**Exercise**
Each line below is to be written out in full, exactly as shown.

**Entries**

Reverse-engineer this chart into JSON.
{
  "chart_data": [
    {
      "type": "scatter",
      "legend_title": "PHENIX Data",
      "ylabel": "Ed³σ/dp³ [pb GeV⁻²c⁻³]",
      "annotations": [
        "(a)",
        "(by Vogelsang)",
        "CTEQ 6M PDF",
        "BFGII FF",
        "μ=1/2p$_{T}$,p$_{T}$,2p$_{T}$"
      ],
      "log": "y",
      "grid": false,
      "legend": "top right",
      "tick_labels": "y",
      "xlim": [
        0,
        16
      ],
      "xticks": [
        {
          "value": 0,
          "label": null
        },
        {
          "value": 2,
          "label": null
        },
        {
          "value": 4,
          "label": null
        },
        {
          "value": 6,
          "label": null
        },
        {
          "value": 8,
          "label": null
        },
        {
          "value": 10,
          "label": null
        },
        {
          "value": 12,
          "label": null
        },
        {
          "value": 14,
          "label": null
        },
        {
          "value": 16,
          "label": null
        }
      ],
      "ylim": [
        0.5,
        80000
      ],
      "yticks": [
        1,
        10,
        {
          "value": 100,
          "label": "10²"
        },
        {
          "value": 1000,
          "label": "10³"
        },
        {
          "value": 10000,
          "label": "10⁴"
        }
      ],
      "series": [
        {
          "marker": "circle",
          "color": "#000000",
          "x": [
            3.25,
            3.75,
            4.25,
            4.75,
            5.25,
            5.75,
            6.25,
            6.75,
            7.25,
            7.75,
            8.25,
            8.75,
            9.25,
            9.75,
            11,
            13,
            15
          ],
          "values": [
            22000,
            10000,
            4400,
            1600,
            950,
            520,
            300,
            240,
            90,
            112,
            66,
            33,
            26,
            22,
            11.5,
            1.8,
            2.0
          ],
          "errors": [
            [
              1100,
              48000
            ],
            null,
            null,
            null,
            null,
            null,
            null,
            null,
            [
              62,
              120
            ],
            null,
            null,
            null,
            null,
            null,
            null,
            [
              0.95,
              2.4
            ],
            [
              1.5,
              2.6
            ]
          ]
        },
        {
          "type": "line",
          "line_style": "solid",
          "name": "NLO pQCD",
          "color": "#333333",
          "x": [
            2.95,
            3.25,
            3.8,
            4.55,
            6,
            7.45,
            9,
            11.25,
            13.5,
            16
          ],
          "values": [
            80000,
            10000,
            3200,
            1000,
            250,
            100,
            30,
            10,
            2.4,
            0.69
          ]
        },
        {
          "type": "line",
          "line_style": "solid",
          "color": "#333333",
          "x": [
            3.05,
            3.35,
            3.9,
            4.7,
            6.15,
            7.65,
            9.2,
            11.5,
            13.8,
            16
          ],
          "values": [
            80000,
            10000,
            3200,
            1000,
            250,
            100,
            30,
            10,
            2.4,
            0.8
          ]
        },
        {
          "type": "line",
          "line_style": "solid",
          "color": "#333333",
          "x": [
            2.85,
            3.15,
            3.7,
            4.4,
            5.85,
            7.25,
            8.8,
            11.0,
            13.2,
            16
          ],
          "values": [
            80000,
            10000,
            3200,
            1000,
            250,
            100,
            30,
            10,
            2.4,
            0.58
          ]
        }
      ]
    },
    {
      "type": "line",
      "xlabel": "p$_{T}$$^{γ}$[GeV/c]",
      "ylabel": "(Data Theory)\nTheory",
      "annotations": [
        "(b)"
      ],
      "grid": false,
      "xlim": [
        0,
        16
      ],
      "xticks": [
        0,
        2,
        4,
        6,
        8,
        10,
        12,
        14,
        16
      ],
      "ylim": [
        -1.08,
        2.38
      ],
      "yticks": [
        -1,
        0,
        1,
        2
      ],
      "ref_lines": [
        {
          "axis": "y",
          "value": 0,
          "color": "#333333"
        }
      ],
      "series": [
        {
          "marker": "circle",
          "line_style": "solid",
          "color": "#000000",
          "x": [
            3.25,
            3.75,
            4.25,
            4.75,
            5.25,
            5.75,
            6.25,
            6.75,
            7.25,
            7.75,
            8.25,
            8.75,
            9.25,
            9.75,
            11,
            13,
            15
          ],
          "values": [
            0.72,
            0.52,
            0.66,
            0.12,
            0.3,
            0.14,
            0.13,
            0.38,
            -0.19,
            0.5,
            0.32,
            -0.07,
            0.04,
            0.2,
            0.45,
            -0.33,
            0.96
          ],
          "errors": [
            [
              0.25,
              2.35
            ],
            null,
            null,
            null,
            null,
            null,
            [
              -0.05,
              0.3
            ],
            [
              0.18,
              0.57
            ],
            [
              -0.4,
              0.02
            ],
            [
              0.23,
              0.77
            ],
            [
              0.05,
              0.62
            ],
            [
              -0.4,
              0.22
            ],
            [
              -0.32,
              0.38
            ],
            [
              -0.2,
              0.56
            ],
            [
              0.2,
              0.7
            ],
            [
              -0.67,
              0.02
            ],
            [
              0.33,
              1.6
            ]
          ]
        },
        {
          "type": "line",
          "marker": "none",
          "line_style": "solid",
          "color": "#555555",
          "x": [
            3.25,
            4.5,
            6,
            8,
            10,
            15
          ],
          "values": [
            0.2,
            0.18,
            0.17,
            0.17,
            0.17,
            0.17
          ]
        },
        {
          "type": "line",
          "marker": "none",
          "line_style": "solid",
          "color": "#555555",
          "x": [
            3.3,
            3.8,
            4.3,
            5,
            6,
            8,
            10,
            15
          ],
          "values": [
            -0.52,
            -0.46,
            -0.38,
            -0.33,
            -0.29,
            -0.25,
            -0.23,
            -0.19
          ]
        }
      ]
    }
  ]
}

**Worked answer**
Reverse-engineer this chart into JSON.
{
  "chart_data": [
    {
      "type": "scatter",
      "legend_title": "PHENIX Data",
      "ylabel": "Ed³σ/dp³ [pb GeV⁻²c⁻³]",
      "annotations": [
        "(a)",
        "(by Vogelsang)",
        "CTEQ 6M PDF",
        "BFGII FF",
        "μ=1/2p$_{T}$,p$_{T}$,2p$_{T}$"
      ],
      "log": "y",
      "grid": false,
      "legend": "top right",
      "tick_labels": "y",
      "xlim": [
        0,
        16
      ],
      "xticks": [
        {
          "value": 0,
          "label": null
        },
        {
          "value": 2,
          "label": null
        },
        {
          "value": 4,
          "label": null
        },
        {
          "value": 6,
          "label": null
        },
        {
          "value": 8,
          "label": null
        },
        {
          "value": 10,
          "label": null
        },
        {
          "value": 12,
          "label": null
        },
        {
          "value": 14,
          "label": null
        },
        {
          "value": 16,
          "label": null
        }
      ],
      "ylim": [
        0.5,
        80000
      ],
      "yticks": [
        1,
        10,
        {
          "value": 100,
          "label": "10²"
        },
        {
          "value": 1000,
          "label": "10³"
        },
        {
          "value": 10000,
          "label": "10⁴"
        }
      ],
      "series": [
        {
          "marker": "circle",
          "color": "#000000",
          "x": [
            3.25,
            3.75,
            4.25,
            4.75,
            5.25,
            5.75,
            6.25,
            6.75,
            7.25,
            7.75,
            8.25,
            8.75,
            9.25,
            9.75,
            11,
            13,
            15
          ],
          "values": [
            22000,
            10000,
            4400,
            1600,
            950,
            520,
            300,
            240,
            90,
            112,
            66,
            33,
            26,
            22,
            11.5,
            1.8,
            2.0
          ],
          "errors": [
            [
              1100,
              48000
            ],
            null,
            null,
            null,
            null,
            null,
            null,
            null,
            [
              62,
              120
            ],
            null,
            null,
            null,
            null,
            null,
            null,
            [
              0.95,
              2.4
            ],
            [
              1.5,
              2.6
            ]
          ]
        },
        {
          "type": "line",
          "line_style": "solid",
          "name": "NLO pQCD",
          "color": "#333333",
          "x": [
            2.95,
            3.25,
            3.8,
            4.55,
            6,
            7.45,
            9,
            11.25,
            13.5,
            16
          ],
          "values": [
            80000,
            10000,
            3200,
            1000,
            250,
            100,
            30,
            10,
            2.4,
            0.69
          ]
        },
        {
          "type": "line",
          "line_style": "solid",
          "color": "#333333",
          "x": [
            3.05,
            3.35,
            3.9,
            4.7,
            6.15,
            7.65,
            9.2,
            11.5,
            13.8,
            16
          ],
          "values": [
            80000,
            10000,
            3200,
            1000,
            250,
            100,
            30,
            10,
            2.4,
            0.8
          ]
        },
        {
          "type": "line",
          "line_style": "solid",
          "color": "#333333",
          "x": [
            2.85,
            3.15,
            3.7,
            4.4,
            5.85,
            7.25,
            8.8,
            11.0,
            13.2,
            16
          ],
          "values": [
            80000,
            10000,
            3200,
            1000,
            250,
            100,
            30,
            10,
            2.4,
            0.58
          ]
        }
      ]
    },
    {
      "type": "line",
      "xlabel": "p$_{T}$$^{γ}$[GeV/c]",
      "ylabel": "(Data Theory)\nTheory",
      "annotations": [
        "(b)"
      ],
      "grid": false,
      "xlim": [
        0,
        16
      ],
      "xticks": [
        0,
        2,
        4,
        6,
        8,
        10,
        12,
        14,
        16
      ],
      "ylim": [
        -1.08,
        2.38
      ],
      "yticks": [
        -1,
        0,
        1,
        2
      ],
      "ref_lines": [
        {
          "axis": "y",
          "value": 0,
          "color": "#333333"
        }
      ],
      "series": [
        {
          "marker": "circle",
          "line_style": "solid",
          "color": "#000000",
          "x": [
            3.25,
            3.75,
            4.25,
            4.75,
            5.25,
            5.75,
            6.25,
            6.75,
            7.25,
            7.75,
            8.25,
            8.75,
            9.25,
            9.75,
            11,
            13,
            15
          ],
          "values": [
            0.72,
            0.52,
            0.66,
            0.12,
            0.3,
            0.14,
            0.13,
            0.38,
            -0.19,
            0.5,
            0.32,
            -0.07,
            0.04,
            0.2,
            0.45,
            -0.33,
            0.96
          ],
          "errors": [
            [
              0.25,
              2.35
            ],
            null,
            null,
            null,
            null,
            null,
            [
              -0.05,
              0.3
            ],
            [
              0.18,
              0.57
            ],
            [
              -0.4,
              0.02
            ],
            [
              0.23,
              0.77
            ],
            [
              0.05,
              0.62
            ],
            [
              -0.4,
              0.22
            ],
            [
              -0.32,
              0.38
            ],
            [
              -0.2,
              0.56
            ],
            [
              0.2,
              0.7
            ],
            [
              -0.67,
              0.02
            ],
            [
              0.33,
              1.6
            ]
          ]
        },
        {
          "type": "line",
          "marker": "none",
          "line_style": "solid",
          "color": "#555555",
          "x": [
            3.25,
            4.5,
            6,
            8,
            10,
            15
          ],
          "values": [
            0.2,
            0.18,
            0.17,
            0.17,
            0.17,
            0.17
          ]
        },
        {
          "type": "line",
          "marker": "none",
          "line_style": "solid",
          "color": "#555555",
          "x": [
            3.3,
            3.8,
            4.3,
            5,
            6,
            8,
            10,
            15
          ],
          "values": [
            -0.52,
            -0.46,
            -0.38,
            -0.33,
            -0.29,
            -0.25,
            -0.23,
            -0.19
          ]
        }
      ]
    }
  ]
}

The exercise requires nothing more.